抜粋本文 =
---

ダルビッシュへの差別ジェスチャーで、MLBがグリエルに出場停止処分

MLBコミッショナーのロブ・マンフレッド(Rob Manfred)氏は、27日に行われた米大リーグのワールドシリーズ第3戦の最中、ドジャースのダルビッシュ有投手に差別的なジェスチャーを行なったアストロズのユリエスキ・グリエル(Yuli Gurriel)一塁手に対し、来季開幕から5試合、無給での出場停止処分を決定した。

グリエルは、2回にダルビッシュから本塁打を放ったのち、ベンチで指で目尻を引っ張る仕草をした。また、その際、スペイン語でダルビッシュに対し、軽蔑的な発言を行なったという。

グリエルの行為は、試合後、米大手メディアも大きく取り上げた。

マンフレッド氏は、28日午後のニュースカンファレンスで処分を発表。グリエルは、ワールドシリーズの残りの試合への出場停止は免れたが、2018年シーズンの無給での出場停止処分により、1,200万ドル(132億円)の給与のうち、322,581ドル(約3500万円)を失う。アストロズはこの金額をチャリティに回すことに同意しているという。また、グリエルは、オフシーズンに倫理訓練を受けることが要求された。

グリエルは、アストロズの声明を通じて「自分が行なった差別的ジェスチャーには言い訳ができない」と非を認め、「私の行いによって傷つけられたすべての人々に心より謝罪する」と発表した。
さらに、「特に、私が尊敬しているピッチャーのダルビッシュに謝りたい。また、ドジャース、アストロズ、メジャーリーグ、そしてすべてのゲームのファンに謝罪をしたい」と述べた。

試合直後、ダルビッシュは記者会見で、グリエルの行為を非難したが、その後、ツイッターで今回の件で学び、前に進もうと前向きな発言を行なった。

完璧な人間なんていない。君も僕も含めてね。今日の彼の振る舞いは正しくないが、彼を非難するよりも、学ぶことに力を注ぐべきだと思っています。
今回の件から、何かを学ぶことができれば、それは、我々にとって大きな一歩となる。
こんな素晴らしい世界にいるのだから、怒りを向けるよりも、ポジティブになって、前に進もう。みんなの大きな愛を信じています。

このコメントには、賞賛の声が寄せられた。

「完璧な対応です。ユーさん、なんと優れたふるまいだろう。」

「ドジャーズのファンではないですが、尊敬します。」

この問題は、他の選手のジェスチャーにも飛び火している。

ドジャースのファンは、これを無視してるってのがいいね。

米国では、人種差別的な行動への非難の声が毎日のように上がっている。

---

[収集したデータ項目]
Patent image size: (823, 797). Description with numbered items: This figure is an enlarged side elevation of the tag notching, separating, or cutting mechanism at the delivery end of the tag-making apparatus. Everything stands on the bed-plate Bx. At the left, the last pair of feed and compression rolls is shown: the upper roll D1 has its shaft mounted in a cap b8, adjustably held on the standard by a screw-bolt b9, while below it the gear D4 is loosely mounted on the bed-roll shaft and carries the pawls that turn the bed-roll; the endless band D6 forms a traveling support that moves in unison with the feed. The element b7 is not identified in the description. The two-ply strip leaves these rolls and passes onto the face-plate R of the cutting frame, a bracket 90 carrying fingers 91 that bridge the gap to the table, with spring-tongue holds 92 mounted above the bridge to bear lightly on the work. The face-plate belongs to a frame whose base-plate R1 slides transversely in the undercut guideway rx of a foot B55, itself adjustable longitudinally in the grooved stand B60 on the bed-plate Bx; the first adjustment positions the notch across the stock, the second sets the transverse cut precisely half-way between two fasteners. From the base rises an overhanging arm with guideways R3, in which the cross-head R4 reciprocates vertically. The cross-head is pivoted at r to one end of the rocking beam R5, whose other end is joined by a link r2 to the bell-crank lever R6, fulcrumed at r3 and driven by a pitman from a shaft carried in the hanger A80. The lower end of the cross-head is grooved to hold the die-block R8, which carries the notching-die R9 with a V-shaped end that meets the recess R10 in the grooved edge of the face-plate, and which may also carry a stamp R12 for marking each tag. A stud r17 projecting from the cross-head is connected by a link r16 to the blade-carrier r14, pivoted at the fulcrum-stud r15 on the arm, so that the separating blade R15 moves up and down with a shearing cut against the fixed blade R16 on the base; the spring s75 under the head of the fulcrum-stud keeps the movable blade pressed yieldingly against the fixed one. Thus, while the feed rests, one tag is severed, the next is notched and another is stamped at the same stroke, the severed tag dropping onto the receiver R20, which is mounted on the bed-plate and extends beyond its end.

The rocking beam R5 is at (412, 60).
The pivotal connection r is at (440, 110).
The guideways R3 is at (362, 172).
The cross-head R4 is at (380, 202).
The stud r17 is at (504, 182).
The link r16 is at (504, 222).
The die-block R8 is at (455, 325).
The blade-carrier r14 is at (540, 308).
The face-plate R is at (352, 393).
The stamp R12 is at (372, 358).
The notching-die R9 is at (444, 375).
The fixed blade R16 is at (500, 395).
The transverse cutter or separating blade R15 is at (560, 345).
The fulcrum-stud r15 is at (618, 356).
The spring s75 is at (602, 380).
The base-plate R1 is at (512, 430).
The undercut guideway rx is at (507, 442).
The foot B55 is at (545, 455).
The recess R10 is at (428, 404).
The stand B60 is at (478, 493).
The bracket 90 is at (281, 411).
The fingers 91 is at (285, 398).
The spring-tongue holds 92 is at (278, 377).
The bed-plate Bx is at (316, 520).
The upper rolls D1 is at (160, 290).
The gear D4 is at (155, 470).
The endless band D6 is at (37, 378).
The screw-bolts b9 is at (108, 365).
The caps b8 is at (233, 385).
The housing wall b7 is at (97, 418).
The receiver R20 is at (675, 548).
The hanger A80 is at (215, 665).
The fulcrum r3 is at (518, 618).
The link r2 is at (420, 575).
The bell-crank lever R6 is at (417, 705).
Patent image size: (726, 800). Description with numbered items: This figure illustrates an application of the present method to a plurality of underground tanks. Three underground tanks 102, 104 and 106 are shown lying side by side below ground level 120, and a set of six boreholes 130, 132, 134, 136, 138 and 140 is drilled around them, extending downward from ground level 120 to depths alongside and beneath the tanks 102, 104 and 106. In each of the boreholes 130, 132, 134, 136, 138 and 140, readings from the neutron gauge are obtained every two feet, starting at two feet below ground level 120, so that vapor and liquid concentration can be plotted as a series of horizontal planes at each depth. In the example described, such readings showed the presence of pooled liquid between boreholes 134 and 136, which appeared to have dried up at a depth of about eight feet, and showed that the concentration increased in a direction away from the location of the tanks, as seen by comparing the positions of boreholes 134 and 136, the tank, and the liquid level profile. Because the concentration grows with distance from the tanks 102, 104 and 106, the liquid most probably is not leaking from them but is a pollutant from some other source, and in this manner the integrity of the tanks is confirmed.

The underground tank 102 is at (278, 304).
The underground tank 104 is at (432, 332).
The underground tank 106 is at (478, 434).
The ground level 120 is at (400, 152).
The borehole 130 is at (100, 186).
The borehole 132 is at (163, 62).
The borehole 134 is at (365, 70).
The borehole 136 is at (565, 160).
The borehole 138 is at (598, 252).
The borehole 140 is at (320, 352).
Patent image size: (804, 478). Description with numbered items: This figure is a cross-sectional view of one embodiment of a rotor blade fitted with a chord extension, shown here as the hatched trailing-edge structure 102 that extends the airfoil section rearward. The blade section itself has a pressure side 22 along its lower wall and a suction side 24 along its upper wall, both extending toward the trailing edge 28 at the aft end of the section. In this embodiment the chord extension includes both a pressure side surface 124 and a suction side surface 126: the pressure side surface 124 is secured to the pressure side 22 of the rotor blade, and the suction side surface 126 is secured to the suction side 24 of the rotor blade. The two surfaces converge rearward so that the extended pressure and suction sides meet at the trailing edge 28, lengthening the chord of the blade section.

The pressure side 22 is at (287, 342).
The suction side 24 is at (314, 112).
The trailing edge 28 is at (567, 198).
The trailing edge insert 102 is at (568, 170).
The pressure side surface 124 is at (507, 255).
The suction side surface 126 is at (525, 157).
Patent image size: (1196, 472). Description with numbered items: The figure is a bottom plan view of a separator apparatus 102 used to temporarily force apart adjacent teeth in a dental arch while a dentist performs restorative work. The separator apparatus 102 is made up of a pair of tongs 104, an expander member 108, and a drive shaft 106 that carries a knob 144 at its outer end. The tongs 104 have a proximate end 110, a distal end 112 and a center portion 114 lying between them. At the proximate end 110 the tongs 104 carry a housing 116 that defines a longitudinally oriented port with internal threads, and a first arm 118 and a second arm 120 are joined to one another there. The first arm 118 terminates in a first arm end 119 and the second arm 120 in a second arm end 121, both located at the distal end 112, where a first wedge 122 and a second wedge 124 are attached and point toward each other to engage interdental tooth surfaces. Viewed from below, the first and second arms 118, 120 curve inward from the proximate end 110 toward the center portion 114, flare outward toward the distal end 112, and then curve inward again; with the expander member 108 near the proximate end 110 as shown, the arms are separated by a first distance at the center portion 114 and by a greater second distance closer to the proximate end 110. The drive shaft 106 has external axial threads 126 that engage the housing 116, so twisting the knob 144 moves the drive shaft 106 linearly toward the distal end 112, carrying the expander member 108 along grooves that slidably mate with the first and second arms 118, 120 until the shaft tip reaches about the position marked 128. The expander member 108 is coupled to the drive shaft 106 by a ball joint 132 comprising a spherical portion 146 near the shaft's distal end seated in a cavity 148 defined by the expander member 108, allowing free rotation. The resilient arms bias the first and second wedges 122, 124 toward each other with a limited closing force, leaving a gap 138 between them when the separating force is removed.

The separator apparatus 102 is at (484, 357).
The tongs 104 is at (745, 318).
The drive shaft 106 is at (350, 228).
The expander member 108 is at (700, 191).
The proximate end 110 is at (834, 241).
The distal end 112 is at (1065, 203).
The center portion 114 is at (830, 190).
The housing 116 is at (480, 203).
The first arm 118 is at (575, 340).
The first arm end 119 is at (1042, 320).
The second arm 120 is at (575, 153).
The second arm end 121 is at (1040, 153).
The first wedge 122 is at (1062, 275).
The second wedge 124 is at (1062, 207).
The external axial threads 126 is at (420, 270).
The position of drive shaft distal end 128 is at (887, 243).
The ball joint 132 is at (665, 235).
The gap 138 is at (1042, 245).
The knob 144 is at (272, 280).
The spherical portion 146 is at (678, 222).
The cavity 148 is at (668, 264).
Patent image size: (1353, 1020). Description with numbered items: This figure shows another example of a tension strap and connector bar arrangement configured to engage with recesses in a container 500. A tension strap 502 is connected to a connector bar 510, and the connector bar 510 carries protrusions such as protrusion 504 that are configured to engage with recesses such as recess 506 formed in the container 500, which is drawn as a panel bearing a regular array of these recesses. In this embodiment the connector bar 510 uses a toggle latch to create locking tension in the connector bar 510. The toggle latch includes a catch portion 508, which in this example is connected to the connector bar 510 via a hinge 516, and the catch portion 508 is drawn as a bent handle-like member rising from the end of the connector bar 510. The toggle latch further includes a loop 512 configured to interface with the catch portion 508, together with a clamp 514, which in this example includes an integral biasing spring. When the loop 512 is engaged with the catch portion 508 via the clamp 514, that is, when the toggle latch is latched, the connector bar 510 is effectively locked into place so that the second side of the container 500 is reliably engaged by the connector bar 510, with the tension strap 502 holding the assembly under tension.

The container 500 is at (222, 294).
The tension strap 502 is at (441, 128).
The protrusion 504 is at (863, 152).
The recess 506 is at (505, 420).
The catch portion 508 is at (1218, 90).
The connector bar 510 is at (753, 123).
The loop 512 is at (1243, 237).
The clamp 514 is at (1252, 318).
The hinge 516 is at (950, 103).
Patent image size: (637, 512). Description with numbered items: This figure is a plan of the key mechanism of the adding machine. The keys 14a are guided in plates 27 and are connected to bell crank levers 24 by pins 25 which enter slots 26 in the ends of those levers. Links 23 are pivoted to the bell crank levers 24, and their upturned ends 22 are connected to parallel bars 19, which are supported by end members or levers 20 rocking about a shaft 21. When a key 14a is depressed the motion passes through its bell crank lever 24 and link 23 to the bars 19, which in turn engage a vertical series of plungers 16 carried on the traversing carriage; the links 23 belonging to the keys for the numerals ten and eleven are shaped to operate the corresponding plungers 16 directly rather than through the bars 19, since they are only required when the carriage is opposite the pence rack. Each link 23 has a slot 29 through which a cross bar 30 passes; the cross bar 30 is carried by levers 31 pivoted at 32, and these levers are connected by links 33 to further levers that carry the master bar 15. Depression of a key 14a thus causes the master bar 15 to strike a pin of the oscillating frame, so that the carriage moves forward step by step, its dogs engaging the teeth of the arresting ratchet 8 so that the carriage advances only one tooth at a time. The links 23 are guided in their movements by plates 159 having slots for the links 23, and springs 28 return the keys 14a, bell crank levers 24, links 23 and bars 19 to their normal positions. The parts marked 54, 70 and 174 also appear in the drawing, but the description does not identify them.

---

求められる内容 = グリエルの処分を伝える記事をもとに、グリエルが受けた出場停止処分が何試合かを答えよ。

作業結果 = 来季開幕から5試合、無給での出場停止である。